[Work required]
Copy out every line of the data exactly.

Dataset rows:

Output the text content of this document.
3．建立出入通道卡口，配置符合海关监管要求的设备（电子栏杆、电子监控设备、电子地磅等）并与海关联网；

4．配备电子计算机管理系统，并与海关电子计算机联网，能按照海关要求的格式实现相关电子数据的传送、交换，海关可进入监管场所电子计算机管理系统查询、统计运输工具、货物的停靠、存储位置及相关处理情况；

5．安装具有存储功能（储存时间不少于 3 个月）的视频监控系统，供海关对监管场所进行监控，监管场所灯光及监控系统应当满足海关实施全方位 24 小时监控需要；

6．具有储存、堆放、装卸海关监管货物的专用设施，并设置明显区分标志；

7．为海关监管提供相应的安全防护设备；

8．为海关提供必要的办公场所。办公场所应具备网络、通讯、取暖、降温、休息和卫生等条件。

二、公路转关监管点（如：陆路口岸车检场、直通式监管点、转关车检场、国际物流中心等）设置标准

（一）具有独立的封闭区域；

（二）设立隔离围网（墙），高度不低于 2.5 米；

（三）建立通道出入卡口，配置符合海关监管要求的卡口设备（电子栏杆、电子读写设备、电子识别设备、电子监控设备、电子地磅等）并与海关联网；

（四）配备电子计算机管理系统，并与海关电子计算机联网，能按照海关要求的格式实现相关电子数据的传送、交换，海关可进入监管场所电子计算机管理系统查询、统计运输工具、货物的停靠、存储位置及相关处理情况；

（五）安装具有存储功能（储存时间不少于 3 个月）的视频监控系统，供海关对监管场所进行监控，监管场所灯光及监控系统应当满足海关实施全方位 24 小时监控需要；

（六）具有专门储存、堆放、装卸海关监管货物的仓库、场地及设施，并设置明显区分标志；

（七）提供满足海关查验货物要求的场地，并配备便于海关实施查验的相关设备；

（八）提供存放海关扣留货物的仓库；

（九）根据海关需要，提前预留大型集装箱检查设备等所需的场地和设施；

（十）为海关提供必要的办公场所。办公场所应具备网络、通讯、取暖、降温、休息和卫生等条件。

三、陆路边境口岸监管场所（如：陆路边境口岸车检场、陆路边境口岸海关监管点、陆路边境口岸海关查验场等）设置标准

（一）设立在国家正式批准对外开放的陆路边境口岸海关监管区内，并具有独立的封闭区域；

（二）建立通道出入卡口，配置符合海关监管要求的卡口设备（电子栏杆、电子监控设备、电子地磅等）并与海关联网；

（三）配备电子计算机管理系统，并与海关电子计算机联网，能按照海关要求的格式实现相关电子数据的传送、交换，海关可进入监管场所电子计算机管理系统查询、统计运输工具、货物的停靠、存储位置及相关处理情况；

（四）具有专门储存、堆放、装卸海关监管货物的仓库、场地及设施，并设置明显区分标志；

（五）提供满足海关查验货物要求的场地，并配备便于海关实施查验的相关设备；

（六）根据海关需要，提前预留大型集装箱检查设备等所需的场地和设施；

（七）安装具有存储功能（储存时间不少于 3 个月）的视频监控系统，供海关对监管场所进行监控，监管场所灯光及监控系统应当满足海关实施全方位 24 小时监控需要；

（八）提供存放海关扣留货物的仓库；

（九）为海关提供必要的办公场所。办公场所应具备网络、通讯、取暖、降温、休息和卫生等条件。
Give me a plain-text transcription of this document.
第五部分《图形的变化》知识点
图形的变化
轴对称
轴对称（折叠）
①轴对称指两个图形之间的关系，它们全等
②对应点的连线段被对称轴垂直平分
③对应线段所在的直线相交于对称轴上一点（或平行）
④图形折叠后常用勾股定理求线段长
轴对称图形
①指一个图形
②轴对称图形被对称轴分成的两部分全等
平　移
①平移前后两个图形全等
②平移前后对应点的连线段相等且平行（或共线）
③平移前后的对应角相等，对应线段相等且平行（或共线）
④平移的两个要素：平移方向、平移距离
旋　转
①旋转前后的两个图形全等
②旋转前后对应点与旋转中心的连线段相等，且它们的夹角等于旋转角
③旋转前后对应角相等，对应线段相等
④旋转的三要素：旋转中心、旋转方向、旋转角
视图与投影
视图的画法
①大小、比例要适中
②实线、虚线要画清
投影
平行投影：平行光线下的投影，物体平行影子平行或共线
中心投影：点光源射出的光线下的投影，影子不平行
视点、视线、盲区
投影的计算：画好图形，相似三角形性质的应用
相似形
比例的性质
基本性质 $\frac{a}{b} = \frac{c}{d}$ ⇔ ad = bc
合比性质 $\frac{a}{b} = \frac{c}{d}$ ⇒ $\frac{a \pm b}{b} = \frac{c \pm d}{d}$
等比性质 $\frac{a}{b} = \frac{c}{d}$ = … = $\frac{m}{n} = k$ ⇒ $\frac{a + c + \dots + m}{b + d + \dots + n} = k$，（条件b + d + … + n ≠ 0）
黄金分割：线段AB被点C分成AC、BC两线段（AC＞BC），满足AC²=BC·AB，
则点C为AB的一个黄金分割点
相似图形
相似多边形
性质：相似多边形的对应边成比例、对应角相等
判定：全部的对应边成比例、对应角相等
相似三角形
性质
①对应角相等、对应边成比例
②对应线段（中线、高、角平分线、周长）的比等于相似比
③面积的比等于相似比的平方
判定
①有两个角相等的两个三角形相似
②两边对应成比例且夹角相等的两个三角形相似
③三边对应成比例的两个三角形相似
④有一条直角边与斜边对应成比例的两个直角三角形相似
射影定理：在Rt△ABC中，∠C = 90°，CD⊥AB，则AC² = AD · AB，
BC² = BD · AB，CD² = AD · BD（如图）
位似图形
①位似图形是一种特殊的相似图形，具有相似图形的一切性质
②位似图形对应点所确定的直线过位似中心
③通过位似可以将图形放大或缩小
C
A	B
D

[Correct output]
Output the text content of this document.
3．建立出入通道卡口，配置符合海关监管要求的设备（电子栏杆、电子监控设备、电子地磅等）并与海关联网；

4．配备电子计算机管理系统，并与海关电子计算机联网，能按照海关要求的格式实现相关电子数据的传送、交换，海关可进入监管场所电子计算机管理系统查询、统计运输工具、货物的停靠、存储位置及相关处理情况；

5．安装具有存储功能（储存时间不少于 3 个月）的视频监控系统，供海关对监管场所进行监控，监管场所灯光及监控系统应当满足海关实施全方位 24 小时监控需要；

6．具有储存、堆放、装卸海关监管货物的专用设施，并设置明显区分标志；

7．为海关监管提供相应的安全防护设备；

8．为海关提供必要的办公场所。办公场所应具备网络、通讯、取暖、降温、休息和卫生等条件。

二、公路转关监管点（如：陆路口岸车检场、直通式监管点、转关车检场、国际物流中心等）设置标准

（一）具有独立的封闭区域；

（二）设立隔离围网（墙），高度不低于 2.5 米；

（三）建立通道出入卡口，配置符合海关监管要求的卡口设备（电子栏杆、电子读写设备、电子识别设备、电子监控设备、电子地磅等）并与海关联网；

（四）配备电子计算机管理系统，并与海关电子计算机联网，能按照海关要求的格式实现相关电子数据的传送、交换，海关可进入监管场所电子计算机管理系统查询、统计运输工具、货物的停靠、存储位置及相关处理情况；

（五）安装具有存储功能（储存时间不少于 3 个月）的视频监控系统，供海关对监管场所进行监控，监管场所灯光及监控系统应当满足海关实施全方位 24 小时监控需要；

（六）具有专门储存、堆放、装卸海关监管货物的仓库、场地及设施，并设置明显区分标志；

（七）提供满足海关查验货物要求的场地，并配备便于海关实施查验的相关设备；

（八）提供存放海关扣留货物的仓库；

（九）根据海关需要，提前预留大型集装箱检查设备等所需的场地和设施；

（十）为海关提供必要的办公场所。办公场所应具备网络、通讯、取暖、降温、休息和卫生等条件。

三、陆路边境口岸监管场所（如：陆路边境口岸车检场、陆路边境口岸海关监管点、陆路边境口岸海关查验场等）设置标准

（一）设立在国家正式批准对外开放的陆路边境口岸海关监管区内，并具有独立的封闭区域；

（二）建立通道出入卡口，配置符合海关监管要求的卡口设备（电子栏杆、电子监控设备、电子地磅等）并与海关联网；

（三）配备电子计算机管理系统，并与海关电子计算机联网，能按照海关要求的格式实现相关电子数据的传送、交换，海关可进入监管场所电子计算机管理系统查询、统计运输工具、货物的停靠、存储位置及相关处理情况；

（四）具有专门储存、堆放、装卸海关监管货物的仓库、场地及设施，并设置明显区分标志；

（五）提供满足海关查验货物要求的场地，并配备便于海关实施查验的相关设备；

（六）根据海关需要，提前预留大型集装箱检查设备等所需的场地和设施；

（七）安装具有存储功能（储存时间不少于 3 个月）的视频监控系统，供海关对监管场所进行监控，监管场所灯光及监控系统应当满足海关实施全方位 24 小时监控需要；

（八）提供存放海关扣留货物的仓库；

（九）为海关提供必要的办公场所。办公场所应具备网络、通讯、取暖、降温、休息和卫生等条件。
Give me a plain-text transcription of this document.
第五部分《图形的变化》知识点
图形的变化
轴对称
轴对称（折叠）
①轴对称指两个图形之间的关系，它们全等
②对应点的连线段被对称轴垂直平分
③对应线段所在的直线相交于对称轴上一点（或平行）
④图形折叠后常用勾股定理求线段长
轴对称图形
①指一个图形
②轴对称图形被对称轴分成的两部分全等
平　移
①平移前后两个图形全等
②平移前后对应点的连线段相等且平行（或共线）
③平移前后的对应角相等，对应线段相等且平行（或共线）
④平移的两个要素：平移方向、平移距离
旋　转
①旋转前后的两个图形全等
②旋转前后对应点与旋转中心的连线段相等，且它们的夹角等于旋转角
③旋转前后对应角相等，对应线段相等
④旋转的三要素：旋转中心、旋转方向、旋转角
视图与投影
视图的画法
①大小、比例要适中
②实线、虚线要画清
投影
平行投影：平行光线下的投影，物体平行影子平行或共线
中心投影：点光源射出的光线下的投影，影子不平行
视点、视线、盲区
投影的计算：画好图形，相似三角形性质的应用
相似形
比例的性质
基本性质 $\frac{a}{b} = \frac{c}{d}$ ⇔ ad = bc
合比性质 $\frac{a}{b} = \frac{c}{d}$ ⇒ $\frac{a \pm b}{b} = \frac{c \pm d}{d}$
等比性质 $\frac{a}{b} = \frac{c}{d}$ = … = $\frac{m}{n} = k$ ⇒ $\frac{a + c + \dots + m}{b + d + \dots + n} = k$，（条件b + d + … + n ≠ 0）
黄金分割：线段AB被点C分成AC、BC两线段（AC＞BC），满足AC²=BC·AB，
则点C为AB的一个黄金分割点
相似图形
相似多边形
性质：相似多边形的对应边成比例、对应角相等
判定：全部的对应边成比例、对应角相等
相似三角形
性质
①对应角相等、对应边成比例
②对应线段（中线、高、角平分线、周长）的比等于相似比
③面积的比等于相似比的平方
判定
①有两个角相等的两个三角形相似
②两边对应成比例且夹角相等的两个三角形相似
③三边对应成比例的两个三角形相似
④有一条直角边与斜边对应成比例的两个直角三角形相似
射影定理：在Rt△ABC中，∠C = 90°，CD⊥AB，则AC² = AD · AB，
BC² = BD · AB，CD² = AD · BD（如图）
位似图形
①位似图形是一种特殊的相似图形，具有相似图形的一切性质
②位似图形对应点所确定的直线过位似中心
③通过位似可以将图形放大或缩小
C
A	B
D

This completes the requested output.